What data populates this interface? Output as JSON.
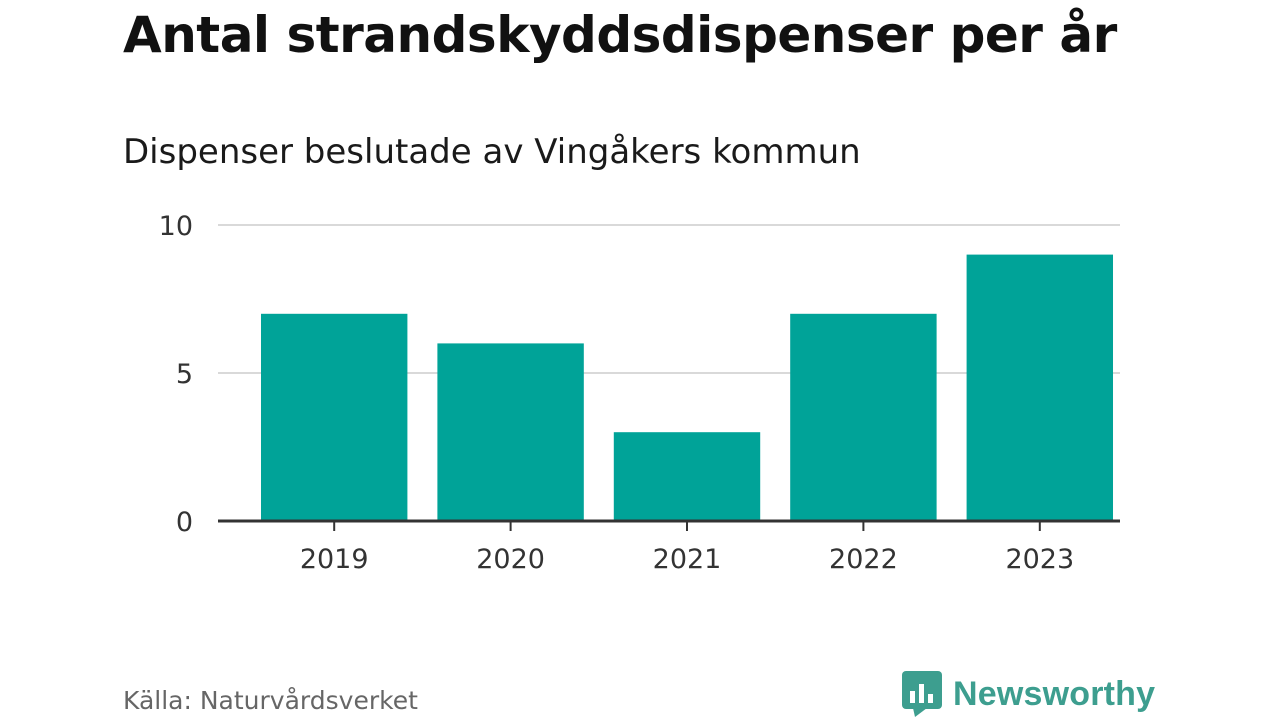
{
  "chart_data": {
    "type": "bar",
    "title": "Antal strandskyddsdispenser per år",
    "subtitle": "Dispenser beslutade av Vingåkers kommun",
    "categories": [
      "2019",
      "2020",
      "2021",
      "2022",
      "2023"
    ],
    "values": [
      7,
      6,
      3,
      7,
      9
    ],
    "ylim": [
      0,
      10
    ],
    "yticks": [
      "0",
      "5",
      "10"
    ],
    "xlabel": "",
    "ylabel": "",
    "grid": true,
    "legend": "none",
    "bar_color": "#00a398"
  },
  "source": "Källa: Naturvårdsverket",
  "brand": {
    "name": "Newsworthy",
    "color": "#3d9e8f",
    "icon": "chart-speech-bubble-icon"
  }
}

__________________________________________________

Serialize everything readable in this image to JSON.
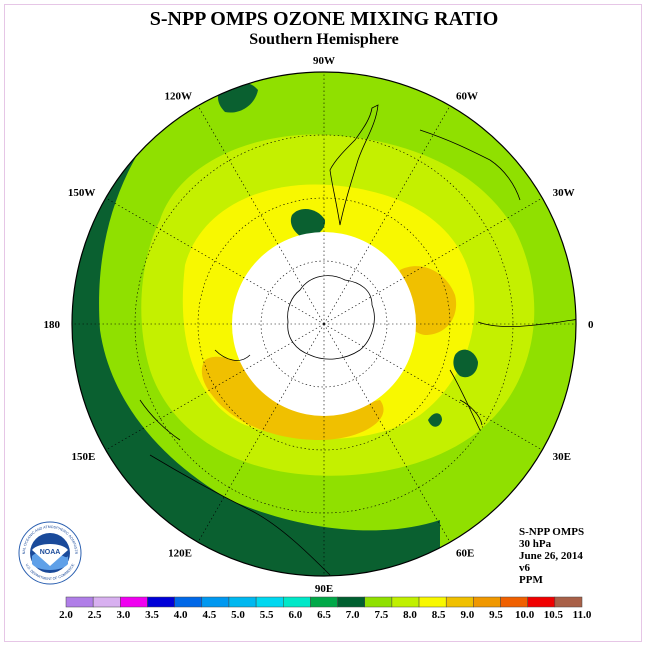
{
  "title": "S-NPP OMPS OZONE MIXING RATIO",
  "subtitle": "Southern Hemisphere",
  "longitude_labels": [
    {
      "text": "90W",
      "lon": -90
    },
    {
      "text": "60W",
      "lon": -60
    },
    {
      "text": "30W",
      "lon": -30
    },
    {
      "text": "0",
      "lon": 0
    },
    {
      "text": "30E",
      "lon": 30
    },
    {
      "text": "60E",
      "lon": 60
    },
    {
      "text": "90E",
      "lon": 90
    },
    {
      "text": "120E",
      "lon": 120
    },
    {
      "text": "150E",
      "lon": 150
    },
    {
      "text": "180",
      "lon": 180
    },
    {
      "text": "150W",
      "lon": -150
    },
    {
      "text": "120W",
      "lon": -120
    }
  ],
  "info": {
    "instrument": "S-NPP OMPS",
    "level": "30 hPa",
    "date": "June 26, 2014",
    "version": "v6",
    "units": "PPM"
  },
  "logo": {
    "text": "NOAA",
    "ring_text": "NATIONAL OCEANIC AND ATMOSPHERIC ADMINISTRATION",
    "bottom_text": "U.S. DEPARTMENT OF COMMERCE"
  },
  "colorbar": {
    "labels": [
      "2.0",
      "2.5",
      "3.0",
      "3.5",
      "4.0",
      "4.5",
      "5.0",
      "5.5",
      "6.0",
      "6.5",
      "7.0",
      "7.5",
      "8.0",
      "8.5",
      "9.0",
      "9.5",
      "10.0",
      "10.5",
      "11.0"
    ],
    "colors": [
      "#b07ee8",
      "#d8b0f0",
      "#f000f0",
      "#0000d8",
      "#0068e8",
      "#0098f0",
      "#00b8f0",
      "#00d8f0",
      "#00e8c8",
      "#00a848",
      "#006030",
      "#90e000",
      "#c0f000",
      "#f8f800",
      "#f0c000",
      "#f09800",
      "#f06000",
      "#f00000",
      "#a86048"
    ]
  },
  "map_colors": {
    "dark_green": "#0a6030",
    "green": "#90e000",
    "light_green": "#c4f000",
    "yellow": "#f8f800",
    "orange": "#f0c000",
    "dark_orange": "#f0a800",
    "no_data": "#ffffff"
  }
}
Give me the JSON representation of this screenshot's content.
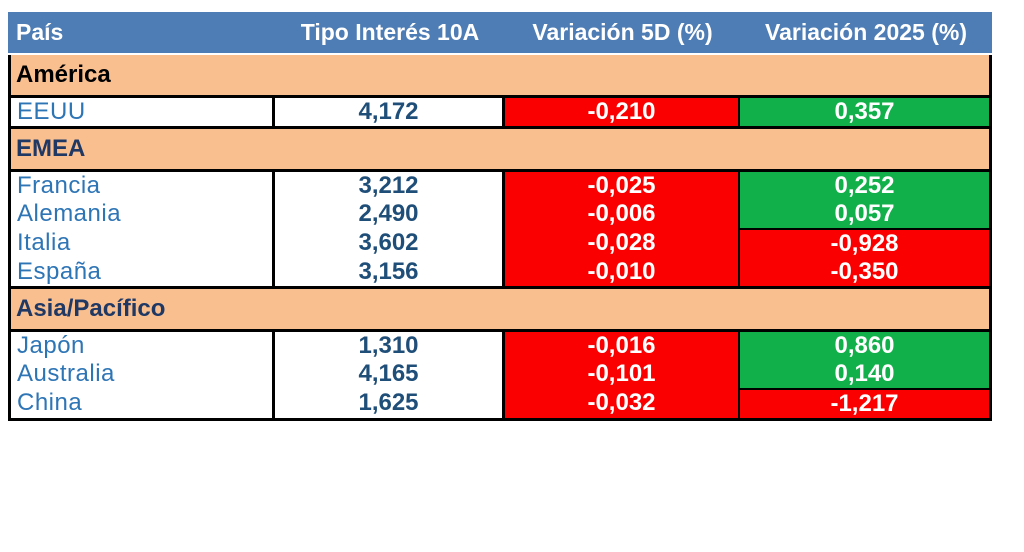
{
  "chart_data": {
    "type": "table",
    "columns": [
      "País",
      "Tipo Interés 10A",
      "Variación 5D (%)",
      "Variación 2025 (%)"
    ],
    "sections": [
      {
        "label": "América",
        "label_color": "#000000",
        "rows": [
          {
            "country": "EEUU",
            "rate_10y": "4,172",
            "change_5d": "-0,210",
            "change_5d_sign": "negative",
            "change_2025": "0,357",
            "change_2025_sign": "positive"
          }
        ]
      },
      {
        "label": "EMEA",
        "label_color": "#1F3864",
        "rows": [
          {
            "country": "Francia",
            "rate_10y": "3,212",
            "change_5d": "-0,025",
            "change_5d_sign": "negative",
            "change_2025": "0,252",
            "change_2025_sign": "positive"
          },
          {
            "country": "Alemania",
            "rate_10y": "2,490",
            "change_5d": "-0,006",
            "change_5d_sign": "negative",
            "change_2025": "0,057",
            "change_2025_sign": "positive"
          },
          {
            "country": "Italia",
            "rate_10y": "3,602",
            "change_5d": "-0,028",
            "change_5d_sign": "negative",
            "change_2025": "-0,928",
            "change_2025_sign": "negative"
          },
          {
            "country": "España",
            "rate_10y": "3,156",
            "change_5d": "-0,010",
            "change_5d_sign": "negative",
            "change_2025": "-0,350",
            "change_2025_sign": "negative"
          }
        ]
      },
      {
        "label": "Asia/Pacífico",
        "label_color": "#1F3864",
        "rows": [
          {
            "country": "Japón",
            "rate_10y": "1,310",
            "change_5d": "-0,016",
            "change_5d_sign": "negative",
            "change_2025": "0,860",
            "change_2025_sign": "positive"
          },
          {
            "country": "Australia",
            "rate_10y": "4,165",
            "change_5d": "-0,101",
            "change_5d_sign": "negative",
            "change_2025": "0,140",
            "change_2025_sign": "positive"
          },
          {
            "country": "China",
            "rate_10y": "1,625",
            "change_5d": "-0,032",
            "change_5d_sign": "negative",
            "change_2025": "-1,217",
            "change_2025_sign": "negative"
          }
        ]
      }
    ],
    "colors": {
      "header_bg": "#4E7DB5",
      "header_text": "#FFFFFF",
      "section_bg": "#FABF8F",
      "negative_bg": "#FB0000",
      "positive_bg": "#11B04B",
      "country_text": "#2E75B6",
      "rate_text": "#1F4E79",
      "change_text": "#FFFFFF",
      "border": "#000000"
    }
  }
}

__________________________________________________

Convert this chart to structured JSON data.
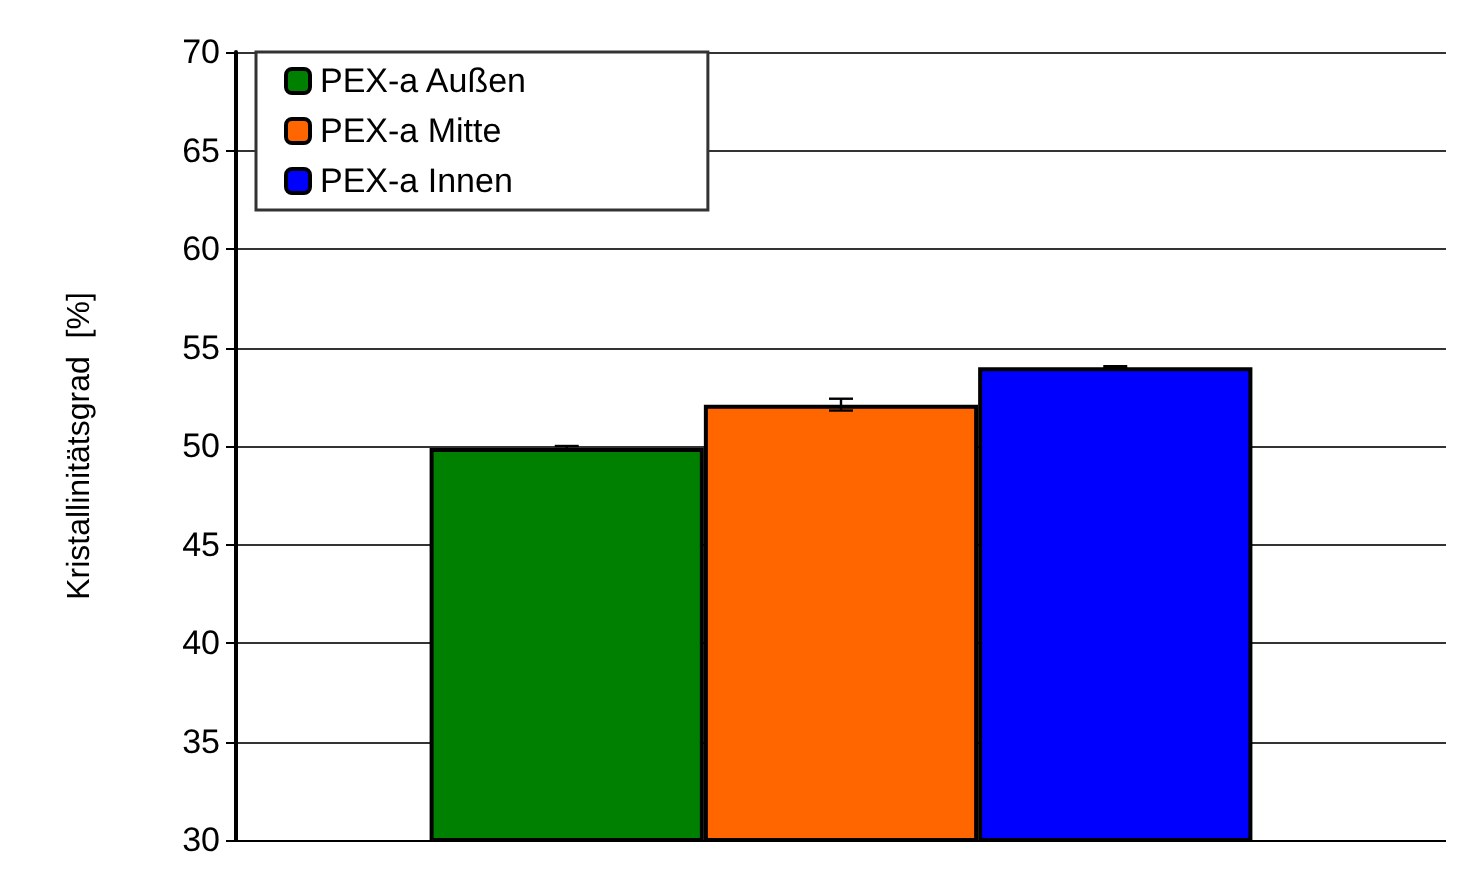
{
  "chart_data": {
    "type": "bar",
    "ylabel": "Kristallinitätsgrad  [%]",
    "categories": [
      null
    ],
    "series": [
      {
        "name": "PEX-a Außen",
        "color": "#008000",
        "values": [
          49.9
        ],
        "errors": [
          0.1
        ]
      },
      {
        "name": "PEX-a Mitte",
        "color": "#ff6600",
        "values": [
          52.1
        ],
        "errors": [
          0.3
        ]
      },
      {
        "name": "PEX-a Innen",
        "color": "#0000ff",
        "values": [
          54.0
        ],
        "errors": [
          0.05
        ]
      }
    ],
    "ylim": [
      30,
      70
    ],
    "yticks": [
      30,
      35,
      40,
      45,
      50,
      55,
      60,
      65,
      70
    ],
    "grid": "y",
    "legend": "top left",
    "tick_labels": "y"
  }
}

__________________________________________________

■ Aim of the exercise
Count every line above that holds the string "ylabel" and give the total, nothing more.

■ Final result
2